### TASK DETAILS:
Copy all lines below exactly as written. Leave pictures out.
:: ENTRIES ::
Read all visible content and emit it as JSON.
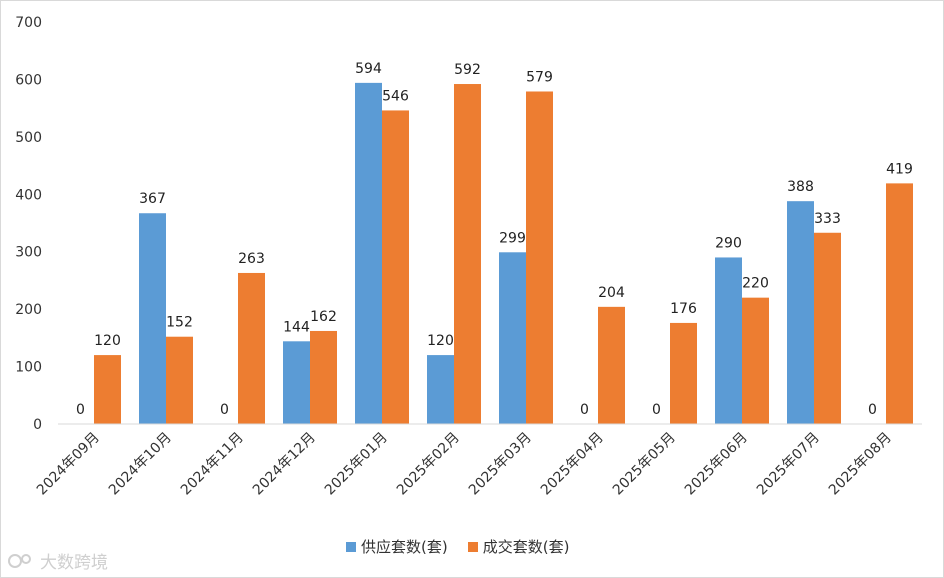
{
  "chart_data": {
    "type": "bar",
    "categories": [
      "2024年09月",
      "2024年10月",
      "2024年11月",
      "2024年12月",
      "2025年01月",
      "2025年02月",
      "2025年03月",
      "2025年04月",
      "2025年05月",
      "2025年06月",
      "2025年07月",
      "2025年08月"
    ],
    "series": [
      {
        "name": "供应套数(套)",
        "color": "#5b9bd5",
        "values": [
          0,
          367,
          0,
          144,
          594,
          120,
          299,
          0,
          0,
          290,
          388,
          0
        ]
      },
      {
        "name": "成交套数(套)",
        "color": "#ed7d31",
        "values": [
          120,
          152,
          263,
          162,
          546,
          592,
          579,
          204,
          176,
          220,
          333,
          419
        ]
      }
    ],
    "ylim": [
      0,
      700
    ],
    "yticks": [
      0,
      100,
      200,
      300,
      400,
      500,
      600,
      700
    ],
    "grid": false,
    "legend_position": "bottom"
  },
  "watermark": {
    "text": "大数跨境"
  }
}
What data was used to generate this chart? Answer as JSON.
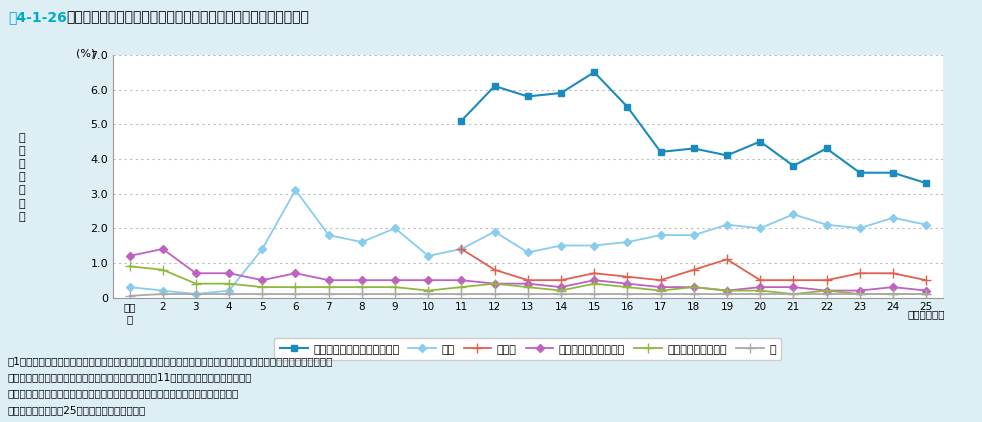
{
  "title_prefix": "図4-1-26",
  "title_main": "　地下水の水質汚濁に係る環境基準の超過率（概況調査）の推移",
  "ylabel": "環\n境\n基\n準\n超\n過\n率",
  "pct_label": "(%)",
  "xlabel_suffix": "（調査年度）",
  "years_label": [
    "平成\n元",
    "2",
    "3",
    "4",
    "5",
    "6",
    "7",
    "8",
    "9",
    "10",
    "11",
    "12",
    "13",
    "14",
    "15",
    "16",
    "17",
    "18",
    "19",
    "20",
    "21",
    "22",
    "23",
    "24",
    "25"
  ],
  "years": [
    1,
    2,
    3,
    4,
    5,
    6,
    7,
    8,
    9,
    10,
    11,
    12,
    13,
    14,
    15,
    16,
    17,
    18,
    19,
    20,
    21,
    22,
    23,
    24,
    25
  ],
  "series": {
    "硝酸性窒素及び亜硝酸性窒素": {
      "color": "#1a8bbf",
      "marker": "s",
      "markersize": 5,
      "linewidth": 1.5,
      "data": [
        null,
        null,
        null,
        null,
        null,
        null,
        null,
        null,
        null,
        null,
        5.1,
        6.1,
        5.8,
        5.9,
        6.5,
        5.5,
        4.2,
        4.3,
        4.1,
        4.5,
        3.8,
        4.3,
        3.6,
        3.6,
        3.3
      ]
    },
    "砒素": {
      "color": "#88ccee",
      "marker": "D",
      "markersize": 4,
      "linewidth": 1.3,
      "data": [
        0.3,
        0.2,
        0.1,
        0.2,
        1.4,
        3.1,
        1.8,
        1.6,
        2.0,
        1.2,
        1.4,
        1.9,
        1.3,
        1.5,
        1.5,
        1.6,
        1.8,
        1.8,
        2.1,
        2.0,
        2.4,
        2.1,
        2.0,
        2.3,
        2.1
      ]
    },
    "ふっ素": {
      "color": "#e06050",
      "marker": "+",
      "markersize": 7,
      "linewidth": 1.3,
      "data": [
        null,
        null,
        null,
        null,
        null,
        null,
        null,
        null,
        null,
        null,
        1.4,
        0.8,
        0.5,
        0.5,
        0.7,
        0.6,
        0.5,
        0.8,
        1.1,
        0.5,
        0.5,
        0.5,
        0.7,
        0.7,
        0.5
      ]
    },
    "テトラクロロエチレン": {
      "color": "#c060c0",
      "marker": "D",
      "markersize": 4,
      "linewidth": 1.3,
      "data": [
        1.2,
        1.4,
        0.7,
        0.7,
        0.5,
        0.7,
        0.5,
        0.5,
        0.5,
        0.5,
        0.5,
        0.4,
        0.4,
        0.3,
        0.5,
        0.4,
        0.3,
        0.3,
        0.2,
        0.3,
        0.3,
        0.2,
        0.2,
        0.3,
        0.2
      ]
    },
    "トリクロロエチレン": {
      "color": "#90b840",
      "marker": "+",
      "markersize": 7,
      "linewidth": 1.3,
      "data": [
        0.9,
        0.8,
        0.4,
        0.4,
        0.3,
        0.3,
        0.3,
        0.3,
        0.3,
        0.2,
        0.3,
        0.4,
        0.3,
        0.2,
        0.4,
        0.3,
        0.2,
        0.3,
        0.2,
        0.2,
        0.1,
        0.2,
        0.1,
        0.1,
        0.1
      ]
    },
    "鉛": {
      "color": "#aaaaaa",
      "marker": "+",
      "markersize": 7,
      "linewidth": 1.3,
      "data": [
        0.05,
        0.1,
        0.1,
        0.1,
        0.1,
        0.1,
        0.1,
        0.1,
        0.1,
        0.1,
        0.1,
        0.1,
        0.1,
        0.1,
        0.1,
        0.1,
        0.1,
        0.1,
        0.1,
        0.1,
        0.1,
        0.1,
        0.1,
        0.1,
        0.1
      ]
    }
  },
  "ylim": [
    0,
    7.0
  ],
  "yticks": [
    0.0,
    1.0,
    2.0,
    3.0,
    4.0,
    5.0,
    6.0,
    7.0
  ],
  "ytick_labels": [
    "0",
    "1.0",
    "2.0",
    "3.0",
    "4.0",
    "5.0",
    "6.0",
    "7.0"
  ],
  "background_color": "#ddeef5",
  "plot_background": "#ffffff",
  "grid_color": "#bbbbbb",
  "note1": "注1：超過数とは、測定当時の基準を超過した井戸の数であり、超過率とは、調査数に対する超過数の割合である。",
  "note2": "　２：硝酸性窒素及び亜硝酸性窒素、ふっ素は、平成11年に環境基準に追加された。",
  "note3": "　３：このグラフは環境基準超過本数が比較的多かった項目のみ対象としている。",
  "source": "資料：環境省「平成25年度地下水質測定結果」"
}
:::
### COMPLETED TASK:
Read all visible content and emit it as JSON.
{
  "chart_data": {
    "type": "bar",
    "categories": [
      "2024年09月",
      "2024年10月",
      "2024年11月",
      "2024年12月",
      "2025年01月",
      "2025年02月",
      "2025年03月",
      "2025年04月",
      "2025年05月",
      "2025年06月",
      "2025年07月",
      "2025年08月"
    ],
    "series": [
      {
        "name": "供应套数(套)",
        "color": "#5b9bd5",
        "values": [
          0,
          367,
          0,
          144,
          594,
          120,
          299,
          0,
          0,
          290,
          388,
          0
        ]
      },
      {
        "name": "成交套数(套)",
        "color": "#ed7d31",
        "values": [
          120,
          152,
          263,
          162,
          546,
          592,
          579,
          204,
          176,
          220,
          333,
          419
        ]
      }
    ],
    "ylim": [
      0,
      700
    ],
    "yticks": [
      0,
      100,
      200,
      300,
      400,
      500,
      600,
      700
    ],
    "grid": false,
    "legend_position": "bottom"
  },
  "watermark": {
    "text": "大数跨境"
  }
}
What data was used to generate this chart? Answer as JSON.
{
  "title_prefix": "図4-1-26",
  "title_main": "　地下水の水質汚濁に係る環境基準の超過率（概況調査）の推移",
  "ylabel": "環\n境\n基\n準\n超\n過\n率",
  "pct_label": "(%)",
  "xlabel_suffix": "（調査年度）",
  "years_label": [
    "平成\n元",
    "2",
    "3",
    "4",
    "5",
    "6",
    "7",
    "8",
    "9",
    "10",
    "11",
    "12",
    "13",
    "14",
    "15",
    "16",
    "17",
    "18",
    "19",
    "20",
    "21",
    "22",
    "23",
    "24",
    "25"
  ],
  "years": [
    1,
    2,
    3,
    4,
    5,
    6,
    7,
    8,
    9,
    10,
    11,
    12,
    13,
    14,
    15,
    16,
    17,
    18,
    19,
    20,
    21,
    22,
    23,
    24,
    25
  ],
  "series": {
    "硝酸性窒素及び亜硝酸性窒素": {
      "color": "#1a8bbf",
      "marker": "s",
      "markersize": 5,
      "linewidth": 1.5,
      "data": [
        null,
        null,
        null,
        null,
        null,
        null,
        null,
        null,
        null,
        null,
        5.1,
        6.1,
        5.8,
        5.9,
        6.5,
        5.5,
        4.2,
        4.3,
        4.1,
        4.5,
        3.8,
        4.3,
        3.6,
        3.6,
        3.3
      ]
    },
    "砒素": {
      "color": "#88ccee",
      "marker": "D",
      "markersize": 4,
      "linewidth": 1.3,
      "data": [
        0.3,
        0.2,
        0.1,
        0.2,
        1.4,
        3.1,
        1.8,
        1.6,
        2.0,
        1.2,
        1.4,
        1.9,
        1.3,
        1.5,
        1.5,
        1.6,
        1.8,
        1.8,
        2.1,
        2.0,
        2.4,
        2.1,
        2.0,
        2.3,
        2.1
      ]
    },
    "ふっ素": {
      "color": "#e06050",
      "marker": "+",
      "markersize": 7,
      "linewidth": 1.3,
      "data": [
        null,
        null,
        null,
        null,
        null,
        null,
        null,
        null,
        null,
        null,
        1.4,
        0.8,
        0.5,
        0.5,
        0.7,
        0.6,
        0.5,
        0.8,
        1.1,
        0.5,
        0.5,
        0.5,
        0.7,
        0.7,
        0.5
      ]
    },
    "テトラクロロエチレン": {
      "color": "#c060c0",
      "marker": "D",
      "markersize": 4,
      "linewidth": 1.3,
      "data": [
        1.2,
        1.4,
        0.7,
        0.7,
        0.5,
        0.7,
        0.5,
        0.5,
        0.5,
        0.5,
        0.5,
        0.4,
        0.4,
        0.3,
        0.5,
        0.4,
        0.3,
        0.3,
        0.2,
        0.3,
        0.3,
        0.2,
        0.2,
        0.3,
        0.2
      ]
    },
    "トリクロロエチレン": {
      "color": "#90b840",
      "marker": "+",
      "markersize": 7,
      "linewidth": 1.3,
      "data": [
        0.9,
        0.8,
        0.4,
        0.4,
        0.3,
        0.3,
        0.3,
        0.3,
        0.3,
        0.2,
        0.3,
        0.4,
        0.3,
        0.2,
        0.4,
        0.3,
        0.2,
        0.3,
        0.2,
        0.2,
        0.1,
        0.2,
        0.1,
        0.1,
        0.1
      ]
    },
    "鉛": {
      "color": "#aaaaaa",
      "marker": "+",
      "markersize": 7,
      "linewidth": 1.3,
      "data": [
        0.05,
        0.1,
        0.1,
        0.1,
        0.1,
        0.1,
        0.1,
        0.1,
        0.1,
        0.1,
        0.1,
        0.1,
        0.1,
        0.1,
        0.1,
        0.1,
        0.1,
        0.1,
        0.1,
        0.1,
        0.1,
        0.1,
        0.1,
        0.1,
        0.1
      ]
    }
  },
  "ylim": [
    0,
    7.0
  ],
  "yticks": [
    0.0,
    1.0,
    2.0,
    3.0,
    4.0,
    5.0,
    6.0,
    7.0
  ],
  "ytick_labels": [
    "0",
    "1.0",
    "2.0",
    "3.0",
    "4.0",
    "5.0",
    "6.0",
    "7.0"
  ],
  "background_color": "#ddeef5",
  "plot_background": "#ffffff",
  "grid_color": "#bbbbbb",
  "note1": "注1：超過数とは、測定当時の基準を超過した井戸の数であり、超過率とは、調査数に対する超過数の割合である。",
  "note2": "　２：硝酸性窒素及び亜硝酸性窒素、ふっ素は、平成11年に環境基準に追加された。",
  "note3": "　３：このグラフは環境基準超過本数が比較的多かった項目のみ対象としている。",
  "source": "資料：環境省「平成25年度地下水質測定結果」"
}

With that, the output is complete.